*WHAT YOU WILL DO*. Find every line in the records below that contains the word "stressor", and copy each such line.

*GIVEN DATA*.
——

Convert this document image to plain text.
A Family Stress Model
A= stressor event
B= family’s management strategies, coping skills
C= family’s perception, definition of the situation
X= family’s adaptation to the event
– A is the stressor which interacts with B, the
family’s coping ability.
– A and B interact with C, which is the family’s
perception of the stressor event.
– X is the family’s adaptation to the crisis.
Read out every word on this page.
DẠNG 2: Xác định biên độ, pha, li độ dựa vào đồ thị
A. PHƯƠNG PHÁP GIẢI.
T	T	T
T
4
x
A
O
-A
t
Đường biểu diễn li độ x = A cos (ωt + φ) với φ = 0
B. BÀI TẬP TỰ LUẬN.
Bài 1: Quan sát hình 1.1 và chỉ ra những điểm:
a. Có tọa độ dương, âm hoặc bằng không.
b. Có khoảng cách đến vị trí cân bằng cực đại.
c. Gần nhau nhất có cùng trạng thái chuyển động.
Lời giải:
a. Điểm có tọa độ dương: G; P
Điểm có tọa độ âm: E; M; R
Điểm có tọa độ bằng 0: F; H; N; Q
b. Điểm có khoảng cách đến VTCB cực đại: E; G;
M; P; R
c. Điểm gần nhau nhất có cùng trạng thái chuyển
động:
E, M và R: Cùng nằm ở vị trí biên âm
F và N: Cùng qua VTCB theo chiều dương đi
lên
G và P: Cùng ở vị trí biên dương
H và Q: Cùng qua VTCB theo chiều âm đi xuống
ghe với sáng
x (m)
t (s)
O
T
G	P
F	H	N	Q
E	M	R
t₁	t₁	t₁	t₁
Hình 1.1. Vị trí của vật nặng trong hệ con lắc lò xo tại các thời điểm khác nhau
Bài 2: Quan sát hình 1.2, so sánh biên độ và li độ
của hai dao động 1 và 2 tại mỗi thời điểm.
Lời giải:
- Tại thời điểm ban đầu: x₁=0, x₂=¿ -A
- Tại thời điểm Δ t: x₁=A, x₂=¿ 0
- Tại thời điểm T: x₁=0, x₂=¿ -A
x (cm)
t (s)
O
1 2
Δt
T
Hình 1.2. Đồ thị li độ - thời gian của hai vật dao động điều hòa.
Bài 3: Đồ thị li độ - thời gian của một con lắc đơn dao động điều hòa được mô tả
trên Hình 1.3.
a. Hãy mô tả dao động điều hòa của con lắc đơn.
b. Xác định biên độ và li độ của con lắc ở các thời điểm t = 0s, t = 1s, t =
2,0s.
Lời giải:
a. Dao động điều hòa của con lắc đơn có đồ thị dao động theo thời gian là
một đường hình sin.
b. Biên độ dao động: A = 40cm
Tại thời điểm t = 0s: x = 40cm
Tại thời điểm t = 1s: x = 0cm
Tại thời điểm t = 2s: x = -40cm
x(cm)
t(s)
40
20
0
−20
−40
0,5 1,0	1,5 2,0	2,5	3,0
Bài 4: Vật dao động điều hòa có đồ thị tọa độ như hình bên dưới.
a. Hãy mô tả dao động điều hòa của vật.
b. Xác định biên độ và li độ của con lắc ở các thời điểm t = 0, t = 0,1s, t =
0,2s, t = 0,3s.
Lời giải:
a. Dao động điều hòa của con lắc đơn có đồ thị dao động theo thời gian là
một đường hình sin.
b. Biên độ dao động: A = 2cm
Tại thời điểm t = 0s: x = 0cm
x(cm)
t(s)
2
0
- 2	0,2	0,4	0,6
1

——

*OUTPUT FOR THIS EXERCISE*.
A= stressor event
– A is the stressor which interacts with B, the
perception of the stressor event.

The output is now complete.